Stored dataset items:

########################################

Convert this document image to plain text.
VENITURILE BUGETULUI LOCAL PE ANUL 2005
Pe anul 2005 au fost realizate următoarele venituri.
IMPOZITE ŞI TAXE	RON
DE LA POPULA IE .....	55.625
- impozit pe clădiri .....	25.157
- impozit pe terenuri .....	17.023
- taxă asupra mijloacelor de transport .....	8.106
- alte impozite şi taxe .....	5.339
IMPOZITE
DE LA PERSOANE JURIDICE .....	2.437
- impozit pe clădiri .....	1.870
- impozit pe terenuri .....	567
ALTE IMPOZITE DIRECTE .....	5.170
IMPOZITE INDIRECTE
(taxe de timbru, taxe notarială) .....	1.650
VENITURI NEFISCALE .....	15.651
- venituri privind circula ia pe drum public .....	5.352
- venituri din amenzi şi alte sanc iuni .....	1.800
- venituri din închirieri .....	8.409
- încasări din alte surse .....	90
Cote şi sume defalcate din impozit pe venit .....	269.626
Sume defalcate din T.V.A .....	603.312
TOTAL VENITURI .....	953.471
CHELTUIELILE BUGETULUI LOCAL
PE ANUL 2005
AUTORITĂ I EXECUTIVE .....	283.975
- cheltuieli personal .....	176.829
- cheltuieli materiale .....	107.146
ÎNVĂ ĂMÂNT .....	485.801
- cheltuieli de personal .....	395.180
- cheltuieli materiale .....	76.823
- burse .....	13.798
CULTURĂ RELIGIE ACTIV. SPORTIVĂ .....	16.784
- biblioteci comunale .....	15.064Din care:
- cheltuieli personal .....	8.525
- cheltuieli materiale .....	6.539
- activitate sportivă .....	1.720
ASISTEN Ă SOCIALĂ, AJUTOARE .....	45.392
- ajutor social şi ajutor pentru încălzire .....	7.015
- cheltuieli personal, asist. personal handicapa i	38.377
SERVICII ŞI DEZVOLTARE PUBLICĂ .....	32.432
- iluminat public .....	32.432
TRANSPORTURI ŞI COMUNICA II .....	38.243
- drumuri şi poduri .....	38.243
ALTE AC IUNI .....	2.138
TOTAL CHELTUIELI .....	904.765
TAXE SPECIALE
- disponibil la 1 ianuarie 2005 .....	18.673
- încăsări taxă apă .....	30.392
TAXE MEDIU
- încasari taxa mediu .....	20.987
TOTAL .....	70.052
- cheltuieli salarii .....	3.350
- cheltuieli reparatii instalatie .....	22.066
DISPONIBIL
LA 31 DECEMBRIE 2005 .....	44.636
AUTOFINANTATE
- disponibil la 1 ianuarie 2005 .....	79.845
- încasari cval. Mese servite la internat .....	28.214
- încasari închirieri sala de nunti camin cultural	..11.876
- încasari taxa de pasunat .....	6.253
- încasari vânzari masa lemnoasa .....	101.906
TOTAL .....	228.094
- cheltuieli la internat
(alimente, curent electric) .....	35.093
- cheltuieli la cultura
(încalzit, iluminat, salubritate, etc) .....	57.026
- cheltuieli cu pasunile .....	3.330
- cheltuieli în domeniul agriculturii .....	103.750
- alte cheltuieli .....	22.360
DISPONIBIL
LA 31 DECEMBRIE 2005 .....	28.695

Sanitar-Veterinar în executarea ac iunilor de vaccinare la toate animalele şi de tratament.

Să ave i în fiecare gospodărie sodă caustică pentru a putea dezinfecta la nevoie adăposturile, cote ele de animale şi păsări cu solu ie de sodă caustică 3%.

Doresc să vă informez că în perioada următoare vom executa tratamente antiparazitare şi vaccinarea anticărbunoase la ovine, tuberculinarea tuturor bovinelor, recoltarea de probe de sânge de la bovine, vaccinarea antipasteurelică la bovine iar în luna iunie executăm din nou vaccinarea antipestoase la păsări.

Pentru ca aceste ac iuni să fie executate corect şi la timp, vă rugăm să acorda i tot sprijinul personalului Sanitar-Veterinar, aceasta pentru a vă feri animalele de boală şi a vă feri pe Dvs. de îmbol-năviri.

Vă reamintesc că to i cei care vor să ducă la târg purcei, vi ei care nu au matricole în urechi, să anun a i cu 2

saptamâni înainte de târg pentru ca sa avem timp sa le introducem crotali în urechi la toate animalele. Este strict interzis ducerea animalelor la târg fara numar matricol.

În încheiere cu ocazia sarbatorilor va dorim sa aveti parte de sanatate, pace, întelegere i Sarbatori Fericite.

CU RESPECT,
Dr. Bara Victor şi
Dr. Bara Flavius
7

########################################

## YOUR GOAL
Repeat the listing above without any change.

## OUTPUT OF THE TASK
Convert this document image to plain text.
VENITURILE BUGETULUI LOCAL PE ANUL 2005
Pe anul 2005 au fost realizate următoarele venituri.
IMPOZITE ŞI TAXE	RON
DE LA POPULA IE .....	55.625
- impozit pe clădiri .....	25.157
- impozit pe terenuri .....	17.023
- taxă asupra mijloacelor de transport .....	8.106
- alte impozite şi taxe .....	5.339
IMPOZITE
DE LA PERSOANE JURIDICE .....	2.437
- impozit pe clădiri .....	1.870
- impozit pe terenuri .....	567
ALTE IMPOZITE DIRECTE .....	5.170
IMPOZITE INDIRECTE
(taxe de timbru, taxe notarială) .....	1.650
VENITURI NEFISCALE .....	15.651
- venituri privind circula ia pe drum public .....	5.352
- venituri din amenzi şi alte sanc iuni .....	1.800
- venituri din închirieri .....	8.409
- încasări din alte surse .....	90
Cote şi sume defalcate din impozit pe venit .....	269.626
Sume defalcate din T.V.A .....	603.312
TOTAL VENITURI .....	953.471
CHELTUIELILE BUGETULUI LOCAL
PE ANUL 2005
AUTORITĂ I EXECUTIVE .....	283.975
- cheltuieli personal .....	176.829
- cheltuieli materiale .....	107.146
ÎNVĂ ĂMÂNT .....	485.801
- cheltuieli de personal .....	395.180
- cheltuieli materiale .....	76.823
- burse .....	13.798
CULTURĂ RELIGIE ACTIV. SPORTIVĂ .....	16.784
- biblioteci comunale .....	15.064Din care:
- cheltuieli personal .....	8.525
- cheltuieli materiale .....	6.539
- activitate sportivă .....	1.720
ASISTEN Ă SOCIALĂ, AJUTOARE .....	45.392
- ajutor social şi ajutor pentru încălzire .....	7.015
- cheltuieli personal, asist. personal handicapa i	38.377
SERVICII ŞI DEZVOLTARE PUBLICĂ .....	32.432
- iluminat public .....	32.432
TRANSPORTURI ŞI COMUNICA II .....	38.243
- drumuri şi poduri .....	38.243
ALTE AC IUNI .....	2.138
TOTAL CHELTUIELI .....	904.765
TAXE SPECIALE
- disponibil la 1 ianuarie 2005 .....	18.673
- încăsări taxă apă .....	30.392
TAXE MEDIU
- încasari taxa mediu .....	20.987
TOTAL .....	70.052
- cheltuieli salarii .....	3.350
- cheltuieli reparatii instalatie .....	22.066
DISPONIBIL
LA 31 DECEMBRIE 2005 .....	44.636
AUTOFINANTATE
- disponibil la 1 ianuarie 2005 .....	79.845
- încasari cval. Mese servite la internat .....	28.214
- încasari închirieri sala de nunti camin cultural	..11.876
- încasari taxa de pasunat .....	6.253
- încasari vânzari masa lemnoasa .....	101.906
TOTAL .....	228.094
- cheltuieli la internat
(alimente, curent electric) .....	35.093
- cheltuieli la cultura
(încalzit, iluminat, salubritate, etc) .....	57.026
- cheltuieli cu pasunile .....	3.330
- cheltuieli în domeniul agriculturii .....	103.750
- alte cheltuieli .....	22.360
DISPONIBIL
LA 31 DECEMBRIE 2005 .....	28.695

Sanitar-Veterinar în executarea ac iunilor de vaccinare la toate animalele şi de tratament.

Să ave i în fiecare gospodărie sodă caustică pentru a putea dezinfecta la nevoie adăposturile, cote ele de animale şi păsări cu solu ie de sodă caustică 3%.

Doresc să vă informez că în perioada următoare vom executa tratamente antiparazitare şi vaccinarea anticărbunoase la ovine, tuberculinarea tuturor bovinelor, recoltarea de probe de sânge de la bovine, vaccinarea antipasteurelică la bovine iar în luna iunie executăm din nou vaccinarea antipestoase la păsări.

Pentru ca aceste ac iuni să fie executate corect şi la timp, vă rugăm să acorda i tot sprijinul personalului Sanitar-Veterinar, aceasta pentru a vă feri animalele de boală şi a vă feri pe Dvs. de îmbol-năviri.

Vă reamintesc că to i cei care vor să ducă la târg purcei, vi ei care nu au matricole în urechi, să anun a i cu 2

saptamâni înainte de târg pentru ca sa avem timp sa le introducem crotali în urechi la toate animalele. Este strict interzis ducerea animalelor la târg fara numar matricol.

În încheiere cu ocazia sarbatorilor va dorim sa aveti parte de sanatate, pace, întelegere i Sarbatori Fericite.

CU RESPECT,
Dr. Bara Victor şi
Dr. Bara Flavius
7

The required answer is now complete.